* start *

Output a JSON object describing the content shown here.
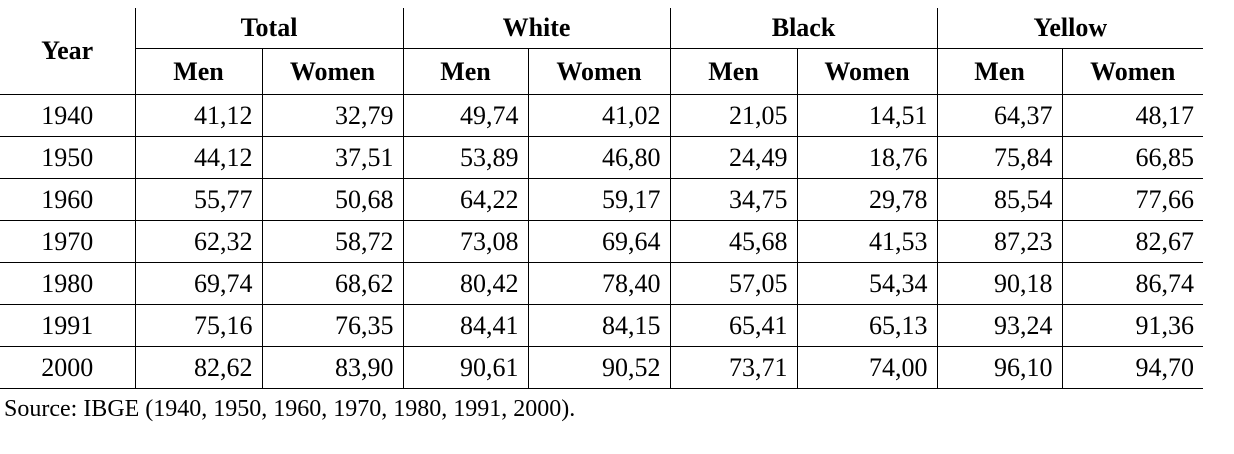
{
  "table": {
    "header": {
      "year": "Year",
      "groups": [
        {
          "label": "Total",
          "columns": [
            "Men",
            "Women"
          ]
        },
        {
          "label": "White",
          "columns": [
            "Men",
            "Women"
          ]
        },
        {
          "label": "Black",
          "columns": [
            "Men",
            "Women"
          ]
        },
        {
          "label": "Yellow",
          "columns": [
            "Men",
            "Women"
          ]
        }
      ]
    },
    "rows": [
      [
        "1940",
        "41,12",
        "32,79",
        "49,74",
        "41,02",
        "21,05",
        "14,51",
        "64,37",
        "48,17"
      ],
      [
        "1950",
        "44,12",
        "37,51",
        "53,89",
        "46,80",
        "24,49",
        "18,76",
        "75,84",
        "66,85"
      ],
      [
        "1960",
        "55,77",
        "50,68",
        "64,22",
        "59,17",
        "34,75",
        "29,78",
        "85,54",
        "77,66"
      ],
      [
        "1970",
        "62,32",
        "58,72",
        "73,08",
        "69,64",
        "45,68",
        "41,53",
        "87,23",
        "82,67"
      ],
      [
        "1980",
        "69,74",
        "68,62",
        "80,42",
        "78,40",
        "57,05",
        "54,34",
        "90,18",
        "86,74"
      ],
      [
        "1991",
        "75,16",
        "76,35",
        "84,41",
        "84,15",
        "65,41",
        "65,13",
        "93,24",
        "91,36"
      ],
      [
        "2000",
        "82,62",
        "83,90",
        "90,61",
        "90,52",
        "73,71",
        "74,00",
        "96,10",
        "94,70"
      ]
    ]
  },
  "source": "Source: IBGE (1940, 1950, 1960, 1970, 1980, 1991, 2000)."
}
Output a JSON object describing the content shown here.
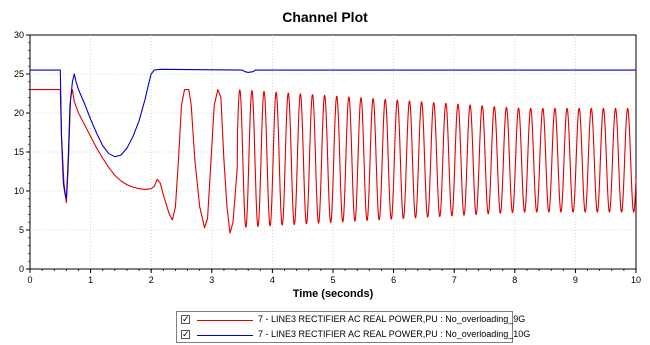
{
  "chart_data": {
    "type": "line",
    "title": "Channel Plot",
    "xlabel": "Time (seconds)",
    "ylabel": "",
    "xlim": [
      0,
      10
    ],
    "ylim": [
      0,
      30
    ],
    "xticks": [
      "0",
      "1",
      "2",
      "3",
      "4",
      "5",
      "6",
      "7",
      "8",
      "9",
      "10"
    ],
    "yticks": [
      "0",
      "5",
      "10",
      "15",
      "20",
      "25",
      "30"
    ],
    "grid": true,
    "legend_position": "bottom-center",
    "series": [
      {
        "name": "7 - LINE3 RECTIFIER AC REAL POWER,PU : No_overloading_9G",
        "color": "#e00000",
        "shape": {
          "pre_value": 23.0,
          "fault_start": 0.5,
          "pre_fault_drop": [
            [
              0.5,
              23.0
            ],
            [
              0.52,
              17
            ],
            [
              0.56,
              11
            ],
            [
              0.6,
              8.5
            ],
            [
              0.63,
              13
            ],
            [
              0.67,
              22
            ],
            [
              0.7,
              23.0
            ],
            [
              0.73,
              21.5
            ],
            [
              0.8,
              20
            ],
            [
              0.9,
              18.5
            ],
            [
              1.0,
              17
            ],
            [
              1.1,
              15.5
            ],
            [
              1.2,
              14.2
            ],
            [
              1.3,
              13.0
            ],
            [
              1.4,
              12.0
            ],
            [
              1.5,
              11.3
            ],
            [
              1.6,
              10.8
            ],
            [
              1.7,
              10.5
            ],
            [
              1.8,
              10.3
            ],
            [
              1.9,
              10.2
            ],
            [
              2.0,
              10.3
            ],
            [
              2.05,
              10.6
            ],
            [
              2.1,
              11.5
            ],
            [
              2.15,
              11.0
            ],
            [
              2.2,
              9.5
            ],
            [
              2.3,
              7.0
            ],
            [
              2.35,
              6.3
            ],
            [
              2.4,
              8
            ],
            [
              2.45,
              14
            ],
            [
              2.5,
              21
            ],
            [
              2.55,
              23.0
            ],
            [
              2.62,
              23.0
            ],
            [
              2.66,
              21
            ],
            [
              2.72,
              14
            ],
            [
              2.8,
              8
            ],
            [
              2.88,
              5.3
            ],
            [
              2.93,
              6.5
            ],
            [
              2.98,
              13
            ],
            [
              3.04,
              21
            ],
            [
              3.1,
              23.0
            ],
            [
              3.15,
              22
            ],
            [
              3.2,
              14
            ],
            [
              3.25,
              8
            ],
            [
              3.3,
              4.6
            ],
            [
              3.35,
              6
            ],
            [
              3.42,
              13
            ]
          ],
          "osc_start": 3.42,
          "osc_period": 0.2,
          "osc_max_start": 23.0,
          "osc_max_end": 20.6,
          "osc_min_start": 5.3,
          "osc_min_end": 7.3
        }
      },
      {
        "name": "7 - LINE3 RECTIFIER AC REAL POWER,PU : No_overloading_10G",
        "color": "#0000cc",
        "points": [
          [
            0,
            25.5
          ],
          [
            0.49,
            25.5
          ],
          [
            0.5,
            25.5
          ],
          [
            0.52,
            17
          ],
          [
            0.55,
            11
          ],
          [
            0.58,
            9.5
          ],
          [
            0.6,
            9.0
          ],
          [
            0.63,
            14
          ],
          [
            0.66,
            21
          ],
          [
            0.7,
            24.0
          ],
          [
            0.73,
            25.0
          ],
          [
            0.76,
            24.0
          ],
          [
            0.8,
            23.0
          ],
          [
            0.9,
            21.2
          ],
          [
            1.0,
            19.2
          ],
          [
            1.1,
            17.4
          ],
          [
            1.2,
            15.8
          ],
          [
            1.3,
            14.8
          ],
          [
            1.4,
            14.4
          ],
          [
            1.5,
            14.6
          ],
          [
            1.6,
            15.5
          ],
          [
            1.7,
            17.0
          ],
          [
            1.8,
            19.0
          ],
          [
            1.9,
            21.8
          ],
          [
            1.95,
            23.5
          ],
          [
            2.0,
            25.0
          ],
          [
            2.05,
            25.5
          ],
          [
            2.15,
            25.6
          ],
          [
            3.5,
            25.5
          ],
          [
            3.55,
            25.3
          ],
          [
            3.6,
            25.2
          ],
          [
            3.68,
            25.3
          ],
          [
            3.72,
            25.5
          ],
          [
            10,
            25.5
          ]
        ]
      }
    ]
  }
}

* end *

Repeat the entries exactly. Pictures are excluded from the copy.

Output a JSON object describing the content shown here.
{
  "table": {
    "header": {
      "year": "Year",
      "groups": [
        {
          "label": "Total",
          "columns": [
            "Men",
            "Women"
          ]
        },
        {
          "label": "White",
          "columns": [
            "Men",
            "Women"
          ]
        },
        {
          "label": "Black",
          "columns": [
            "Men",
            "Women"
          ]
        },
        {
          "label": "Yellow",
          "columns": [
            "Men",
            "Women"
          ]
        }
      ]
    },
    "rows": [
      [
        "1940",
        "41,12",
        "32,79",
        "49,74",
        "41,02",
        "21,05",
        "14,51",
        "64,37",
        "48,17"
      ],
      [
        "1950",
        "44,12",
        "37,51",
        "53,89",
        "46,80",
        "24,49",
        "18,76",
        "75,84",
        "66,85"
      ],
      [
        "1960",
        "55,77",
        "50,68",
        "64,22",
        "59,17",
        "34,75",
        "29,78",
        "85,54",
        "77,66"
      ],
      [
        "1970",
        "62,32",
        "58,72",
        "73,08",
        "69,64",
        "45,68",
        "41,53",
        "87,23",
        "82,67"
      ],
      [
        "1980",
        "69,74",
        "68,62",
        "80,42",
        "78,40",
        "57,05",
        "54,34",
        "90,18",
        "86,74"
      ],
      [
        "1991",
        "75,16",
        "76,35",
        "84,41",
        "84,15",
        "65,41",
        "65,13",
        "93,24",
        "91,36"
      ],
      [
        "2000",
        "82,62",
        "83,90",
        "90,61",
        "90,52",
        "73,71",
        "74,00",
        "96,10",
        "94,70"
      ]
    ]
  },
  "source": "Source: IBGE (1940, 1950, 1960, 1970, 1980, 1991, 2000)."
}
Output a JSON object describing the content shown here.
{
  "chart_data": {
    "type": "line",
    "title": "Channel Plot",
    "xlabel": "Time (seconds)",
    "ylabel": "",
    "xlim": [
      0,
      10
    ],
    "ylim": [
      0,
      30
    ],
    "xticks": [
      "0",
      "1",
      "2",
      "3",
      "4",
      "5",
      "6",
      "7",
      "8",
      "9",
      "10"
    ],
    "yticks": [
      "0",
      "5",
      "10",
      "15",
      "20",
      "25",
      "30"
    ],
    "grid": true,
    "legend_position": "bottom-center",
    "series": [
      {
        "name": "7 - LINE3 RECTIFIER AC REAL POWER,PU : No_overloading_9G",
        "color": "#e00000",
        "shape": {
          "pre_value": 23.0,
          "fault_start": 0.5,
          "pre_fault_drop": [
            [
              0.5,
              23.0
            ],
            [
              0.52,
              17
            ],
            [
              0.56,
              11
            ],
            [
              0.6,
              8.5
            ],
            [
              0.63,
              13
            ],
            [
              0.67,
              22
            ],
            [
              0.7,
              23.0
            ],
            [
              0.73,
              21.5
            ],
            [
              0.8,
              20
            ],
            [
              0.9,
              18.5
            ],
            [
              1.0,
              17
            ],
            [
              1.1,
              15.5
            ],
            [
              1.2,
              14.2
            ],
            [
              1.3,
              13.0
            ],
            [
              1.4,
              12.0
            ],
            [
              1.5,
              11.3
            ],
            [
              1.6,
              10.8
            ],
            [
              1.7,
              10.5
            ],
            [
              1.8,
              10.3
            ],
            [
              1.9,
              10.2
            ],
            [
              2.0,
              10.3
            ],
            [
              2.05,
              10.6
            ],
            [
              2.1,
              11.5
            ],
            [
              2.15,
              11.0
            ],
            [
              2.2,
              9.5
            ],
            [
              2.3,
              7.0
            ],
            [
              2.35,
              6.3
            ],
            [
              2.4,
              8
            ],
            [
              2.45,
              14
            ],
            [
              2.5,
              21
            ],
            [
              2.55,
              23.0
            ],
            [
              2.62,
              23.0
            ],
            [
              2.66,
              21
            ],
            [
              2.72,
              14
            ],
            [
              2.8,
              8
            ],
            [
              2.88,
              5.3
            ],
            [
              2.93,
              6.5
            ],
            [
              2.98,
              13
            ],
            [
              3.04,
              21
            ],
            [
              3.1,
              23.0
            ],
            [
              3.15,
              22
            ],
            [
              3.2,
              14
            ],
            [
              3.25,
              8
            ],
            [
              3.3,
              4.6
            ],
            [
              3.35,
              6
            ],
            [
              3.42,
              13
            ]
          ],
          "osc_start": 3.42,
          "osc_period": 0.2,
          "osc_max_start": 23.0,
          "osc_max_end": 20.6,
          "osc_min_start": 5.3,
          "osc_min_end": 7.3
        }
      },
      {
        "name": "7 - LINE3 RECTIFIER AC REAL POWER,PU : No_overloading_10G",
        "color": "#0000cc",
        "points": [
          [
            0,
            25.5
          ],
          [
            0.49,
            25.5
          ],
          [
            0.5,
            25.5
          ],
          [
            0.52,
            17
          ],
          [
            0.55,
            11
          ],
          [
            0.58,
            9.5
          ],
          [
            0.6,
            9.0
          ],
          [
            0.63,
            14
          ],
          [
            0.66,
            21
          ],
          [
            0.7,
            24.0
          ],
          [
            0.73,
            25.0
          ],
          [
            0.76,
            24.0
          ],
          [
            0.8,
            23.0
          ],
          [
            0.9,
            21.2
          ],
          [
            1.0,
            19.2
          ],
          [
            1.1,
            17.4
          ],
          [
            1.2,
            15.8
          ],
          [
            1.3,
            14.8
          ],
          [
            1.4,
            14.4
          ],
          [
            1.5,
            14.6
          ],
          [
            1.6,
            15.5
          ],
          [
            1.7,
            17.0
          ],
          [
            1.8,
            19.0
          ],
          [
            1.9,
            21.8
          ],
          [
            1.95,
            23.5
          ],
          [
            2.0,
            25.0
          ],
          [
            2.05,
            25.5
          ],
          [
            2.15,
            25.6
          ],
          [
            3.5,
            25.5
          ],
          [
            3.55,
            25.3
          ],
          [
            3.6,
            25.2
          ],
          [
            3.68,
            25.3
          ],
          [
            3.72,
            25.5
          ],
          [
            10,
            25.5
          ]
        ]
      }
    ]
  }
}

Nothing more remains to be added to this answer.